2005年02月05日

スパノダキス

今日の1枚。
ΣΤΑΜΑΤΗ ΣΠΑΝΟΥΔΑΚΗΣ / ΜΑΡΜΑΡΩΜΕΝΟΣ ΒΑΣΙΛΗΑΣ (1998) ギリシア

スタマティス・スパノダキス(スパヌダキス?)と読む。48年生まれ。インストを中心に多くの良質の作品を出しているアーティストらしい。ヴァンゲリスのようなイメージだろうか。本作は98年作で、○ーデンシェッドでは「大傑作」と評されている。
アレキサンダー大王をテーマにしたコンセプトアルバムらしい。壮麗なストリングスや、古代を思わせる重厚な女性コーラス、エキゾチックに哀愁の旋律を奏でる民族楽器、そして蝋燭の灯火のように揺れる愁いを湛えるメロディが絶妙のブレンドで絡み合っている。

提供資料:
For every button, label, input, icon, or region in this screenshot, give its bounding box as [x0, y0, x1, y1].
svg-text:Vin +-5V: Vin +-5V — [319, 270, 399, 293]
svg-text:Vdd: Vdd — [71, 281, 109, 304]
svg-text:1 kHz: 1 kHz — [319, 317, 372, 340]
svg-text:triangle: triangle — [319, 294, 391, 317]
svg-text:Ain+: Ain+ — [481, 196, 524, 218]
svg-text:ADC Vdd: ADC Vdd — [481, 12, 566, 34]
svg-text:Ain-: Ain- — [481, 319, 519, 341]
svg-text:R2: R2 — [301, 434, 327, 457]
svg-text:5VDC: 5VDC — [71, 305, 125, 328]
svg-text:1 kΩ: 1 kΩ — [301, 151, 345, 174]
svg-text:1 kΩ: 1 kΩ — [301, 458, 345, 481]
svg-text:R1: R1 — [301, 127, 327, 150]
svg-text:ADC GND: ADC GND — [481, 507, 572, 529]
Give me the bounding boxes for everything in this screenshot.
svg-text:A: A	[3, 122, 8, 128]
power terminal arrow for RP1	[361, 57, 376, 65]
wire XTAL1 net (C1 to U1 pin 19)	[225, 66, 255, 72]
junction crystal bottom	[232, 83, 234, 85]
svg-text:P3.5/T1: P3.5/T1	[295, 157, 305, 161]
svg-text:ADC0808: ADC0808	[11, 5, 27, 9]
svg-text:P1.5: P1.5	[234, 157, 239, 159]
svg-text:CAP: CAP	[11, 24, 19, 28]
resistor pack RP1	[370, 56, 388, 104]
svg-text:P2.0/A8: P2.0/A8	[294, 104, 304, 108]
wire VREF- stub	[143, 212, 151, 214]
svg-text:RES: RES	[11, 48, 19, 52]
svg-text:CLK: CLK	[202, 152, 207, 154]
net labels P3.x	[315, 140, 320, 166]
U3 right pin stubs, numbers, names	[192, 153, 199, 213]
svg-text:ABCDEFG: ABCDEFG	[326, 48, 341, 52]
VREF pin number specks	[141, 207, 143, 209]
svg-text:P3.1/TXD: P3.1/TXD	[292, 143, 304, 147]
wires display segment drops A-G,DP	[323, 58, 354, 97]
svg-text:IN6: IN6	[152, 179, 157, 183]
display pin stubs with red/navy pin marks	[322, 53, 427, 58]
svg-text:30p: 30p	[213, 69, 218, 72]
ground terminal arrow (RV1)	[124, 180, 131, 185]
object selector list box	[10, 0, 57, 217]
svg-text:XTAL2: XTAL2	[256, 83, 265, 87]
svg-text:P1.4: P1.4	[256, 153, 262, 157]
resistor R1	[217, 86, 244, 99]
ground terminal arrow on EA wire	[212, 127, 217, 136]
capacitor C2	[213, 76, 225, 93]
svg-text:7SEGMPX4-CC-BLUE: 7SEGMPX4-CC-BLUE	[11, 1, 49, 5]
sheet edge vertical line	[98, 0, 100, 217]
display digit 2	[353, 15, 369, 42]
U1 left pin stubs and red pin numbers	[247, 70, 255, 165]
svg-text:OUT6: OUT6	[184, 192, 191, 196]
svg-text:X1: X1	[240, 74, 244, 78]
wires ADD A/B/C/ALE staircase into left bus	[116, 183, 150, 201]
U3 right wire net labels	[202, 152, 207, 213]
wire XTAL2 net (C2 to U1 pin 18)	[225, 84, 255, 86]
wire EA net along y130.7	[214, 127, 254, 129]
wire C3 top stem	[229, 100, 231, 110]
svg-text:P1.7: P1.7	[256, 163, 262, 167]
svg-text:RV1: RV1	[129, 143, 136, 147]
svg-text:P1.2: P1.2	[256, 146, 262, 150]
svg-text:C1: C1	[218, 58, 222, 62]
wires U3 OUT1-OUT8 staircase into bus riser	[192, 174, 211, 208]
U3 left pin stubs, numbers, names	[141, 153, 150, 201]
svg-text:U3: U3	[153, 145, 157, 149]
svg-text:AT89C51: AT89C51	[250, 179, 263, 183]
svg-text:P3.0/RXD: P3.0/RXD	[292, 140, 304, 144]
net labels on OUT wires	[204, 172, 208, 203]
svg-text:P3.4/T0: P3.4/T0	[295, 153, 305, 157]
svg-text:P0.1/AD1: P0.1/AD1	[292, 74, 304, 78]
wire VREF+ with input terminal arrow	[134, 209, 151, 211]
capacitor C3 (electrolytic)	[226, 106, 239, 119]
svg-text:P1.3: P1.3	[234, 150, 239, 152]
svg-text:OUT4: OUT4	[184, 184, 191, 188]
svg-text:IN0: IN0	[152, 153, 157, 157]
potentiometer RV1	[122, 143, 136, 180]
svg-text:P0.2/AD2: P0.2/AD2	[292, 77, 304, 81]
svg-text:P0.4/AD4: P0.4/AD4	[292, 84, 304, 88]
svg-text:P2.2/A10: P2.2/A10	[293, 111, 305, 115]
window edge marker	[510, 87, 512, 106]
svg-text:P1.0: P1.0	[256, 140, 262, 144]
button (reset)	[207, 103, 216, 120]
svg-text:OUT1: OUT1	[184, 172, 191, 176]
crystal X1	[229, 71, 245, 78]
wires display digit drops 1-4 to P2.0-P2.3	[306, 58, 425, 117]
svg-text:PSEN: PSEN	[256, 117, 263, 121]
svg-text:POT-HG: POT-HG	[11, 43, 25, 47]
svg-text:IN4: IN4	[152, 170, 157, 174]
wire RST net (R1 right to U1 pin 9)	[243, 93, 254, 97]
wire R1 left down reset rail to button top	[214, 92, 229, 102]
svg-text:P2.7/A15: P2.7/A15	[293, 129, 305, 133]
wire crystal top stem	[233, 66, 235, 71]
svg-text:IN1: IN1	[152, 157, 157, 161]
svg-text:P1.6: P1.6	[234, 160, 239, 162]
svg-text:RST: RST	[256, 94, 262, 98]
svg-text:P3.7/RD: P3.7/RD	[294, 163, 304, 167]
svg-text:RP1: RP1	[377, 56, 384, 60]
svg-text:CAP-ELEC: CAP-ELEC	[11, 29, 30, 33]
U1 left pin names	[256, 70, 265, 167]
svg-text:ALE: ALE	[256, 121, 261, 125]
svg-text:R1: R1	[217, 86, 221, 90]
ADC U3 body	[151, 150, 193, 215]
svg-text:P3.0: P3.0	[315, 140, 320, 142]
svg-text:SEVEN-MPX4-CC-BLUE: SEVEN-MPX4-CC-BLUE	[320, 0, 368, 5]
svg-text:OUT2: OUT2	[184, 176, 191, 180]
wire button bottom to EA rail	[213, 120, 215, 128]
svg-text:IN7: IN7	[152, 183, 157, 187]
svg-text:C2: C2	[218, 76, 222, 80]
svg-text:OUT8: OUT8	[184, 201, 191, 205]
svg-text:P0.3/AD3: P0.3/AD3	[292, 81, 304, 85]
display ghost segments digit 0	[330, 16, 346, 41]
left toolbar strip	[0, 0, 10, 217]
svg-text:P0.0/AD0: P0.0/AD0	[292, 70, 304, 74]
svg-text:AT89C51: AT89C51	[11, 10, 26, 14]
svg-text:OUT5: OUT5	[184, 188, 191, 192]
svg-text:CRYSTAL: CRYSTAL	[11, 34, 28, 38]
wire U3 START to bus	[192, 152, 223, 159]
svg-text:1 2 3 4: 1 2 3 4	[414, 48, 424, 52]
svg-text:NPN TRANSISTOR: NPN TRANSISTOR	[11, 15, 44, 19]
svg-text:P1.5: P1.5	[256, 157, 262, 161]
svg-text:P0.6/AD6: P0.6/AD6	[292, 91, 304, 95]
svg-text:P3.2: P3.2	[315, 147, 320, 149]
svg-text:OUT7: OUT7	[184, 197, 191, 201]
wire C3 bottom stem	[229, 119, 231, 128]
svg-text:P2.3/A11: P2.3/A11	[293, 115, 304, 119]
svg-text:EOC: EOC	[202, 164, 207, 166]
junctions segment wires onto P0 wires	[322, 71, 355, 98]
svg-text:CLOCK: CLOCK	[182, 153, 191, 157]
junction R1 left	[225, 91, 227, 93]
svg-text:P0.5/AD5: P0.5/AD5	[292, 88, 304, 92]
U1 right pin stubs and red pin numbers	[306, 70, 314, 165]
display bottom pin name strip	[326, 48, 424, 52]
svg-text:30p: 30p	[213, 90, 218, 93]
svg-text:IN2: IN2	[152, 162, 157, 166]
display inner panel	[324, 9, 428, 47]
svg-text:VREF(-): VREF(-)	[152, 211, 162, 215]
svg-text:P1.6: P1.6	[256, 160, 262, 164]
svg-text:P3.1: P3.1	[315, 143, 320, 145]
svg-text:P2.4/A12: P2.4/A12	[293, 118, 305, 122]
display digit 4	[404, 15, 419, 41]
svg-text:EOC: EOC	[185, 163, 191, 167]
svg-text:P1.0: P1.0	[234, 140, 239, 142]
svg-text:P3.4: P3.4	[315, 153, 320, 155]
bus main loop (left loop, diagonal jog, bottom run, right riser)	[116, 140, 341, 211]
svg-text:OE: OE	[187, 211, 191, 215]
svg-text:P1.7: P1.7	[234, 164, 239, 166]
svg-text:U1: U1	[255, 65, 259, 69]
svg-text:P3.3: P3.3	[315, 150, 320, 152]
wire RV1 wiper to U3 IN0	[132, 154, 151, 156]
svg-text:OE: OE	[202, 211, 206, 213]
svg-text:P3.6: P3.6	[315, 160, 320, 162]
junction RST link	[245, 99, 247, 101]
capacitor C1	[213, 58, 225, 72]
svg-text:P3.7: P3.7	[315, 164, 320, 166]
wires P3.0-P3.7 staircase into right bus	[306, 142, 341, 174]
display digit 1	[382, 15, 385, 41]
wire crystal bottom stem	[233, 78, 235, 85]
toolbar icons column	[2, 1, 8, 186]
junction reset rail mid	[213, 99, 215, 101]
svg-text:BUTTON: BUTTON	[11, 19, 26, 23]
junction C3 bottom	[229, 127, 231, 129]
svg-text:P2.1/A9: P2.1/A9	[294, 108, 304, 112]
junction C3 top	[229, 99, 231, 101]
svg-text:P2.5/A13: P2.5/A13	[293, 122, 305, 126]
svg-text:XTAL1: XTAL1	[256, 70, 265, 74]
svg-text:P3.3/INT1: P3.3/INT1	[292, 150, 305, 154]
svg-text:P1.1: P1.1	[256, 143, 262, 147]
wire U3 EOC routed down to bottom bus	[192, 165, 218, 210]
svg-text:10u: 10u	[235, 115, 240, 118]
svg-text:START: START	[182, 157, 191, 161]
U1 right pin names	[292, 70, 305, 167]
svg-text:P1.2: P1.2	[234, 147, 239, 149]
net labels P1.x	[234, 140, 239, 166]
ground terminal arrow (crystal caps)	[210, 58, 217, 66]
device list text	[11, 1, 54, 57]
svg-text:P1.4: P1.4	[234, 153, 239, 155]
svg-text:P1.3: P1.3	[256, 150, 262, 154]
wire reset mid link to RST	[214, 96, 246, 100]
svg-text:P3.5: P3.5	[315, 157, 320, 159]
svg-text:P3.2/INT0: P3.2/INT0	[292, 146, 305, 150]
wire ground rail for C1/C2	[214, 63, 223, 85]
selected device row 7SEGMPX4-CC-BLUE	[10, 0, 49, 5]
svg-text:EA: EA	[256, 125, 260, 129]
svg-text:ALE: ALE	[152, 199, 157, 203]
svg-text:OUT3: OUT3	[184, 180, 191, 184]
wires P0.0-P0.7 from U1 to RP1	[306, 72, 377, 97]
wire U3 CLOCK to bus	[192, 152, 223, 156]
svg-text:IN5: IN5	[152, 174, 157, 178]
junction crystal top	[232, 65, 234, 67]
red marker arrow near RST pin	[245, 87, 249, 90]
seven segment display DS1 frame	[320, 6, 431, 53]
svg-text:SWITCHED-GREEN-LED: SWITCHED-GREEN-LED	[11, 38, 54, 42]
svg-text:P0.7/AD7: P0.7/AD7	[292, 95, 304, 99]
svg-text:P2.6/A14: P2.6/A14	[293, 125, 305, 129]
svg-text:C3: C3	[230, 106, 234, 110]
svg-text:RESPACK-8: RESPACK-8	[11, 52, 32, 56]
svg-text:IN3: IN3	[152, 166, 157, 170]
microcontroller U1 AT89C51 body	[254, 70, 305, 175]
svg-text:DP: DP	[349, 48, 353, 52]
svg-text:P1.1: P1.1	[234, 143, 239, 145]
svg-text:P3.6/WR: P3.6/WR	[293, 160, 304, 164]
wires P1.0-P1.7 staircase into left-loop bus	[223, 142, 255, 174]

やること:
上のスパノダキスのアルバム紹介文から、「ΣΤΑΜΑΤΗ ΣΠΑΝΟΥΔΑΚΗΣ /」から「のブレンドで絡み合っている。」までの部分を、両端も含めて一字も変えずに書き出してください。

解答例:
ΣΤΑΜΑΤΗ ΣΠΑΝΟΥΔΑΚΗΣ / ΜΑΡΜΑΡΩΜΕΝΟΣ ΒΑΣΙΛΗΑΣ (1998) ギリシア

スタマティス・スパノダキス(スパヌダキス?)と読む。48年生まれ。インストを中心に多くの良質の作品を出しているアーティストらしい。ヴァンゲリスのようなイメージだろうか。本作は98年作で、○ーデンシェッドでは「大傑作」と評されている。
アレキサンダー大王をテーマにしたコンセプトアルバムらしい。壮麗なストリングスや、古代を思わせる重厚な女性コーラス、エキゾチックに哀愁の旋律を奏でる民族楽器、そして蝋燭の灯火のように揺れる愁いを湛えるメロディが絶妙のブレンドで絡み合っている。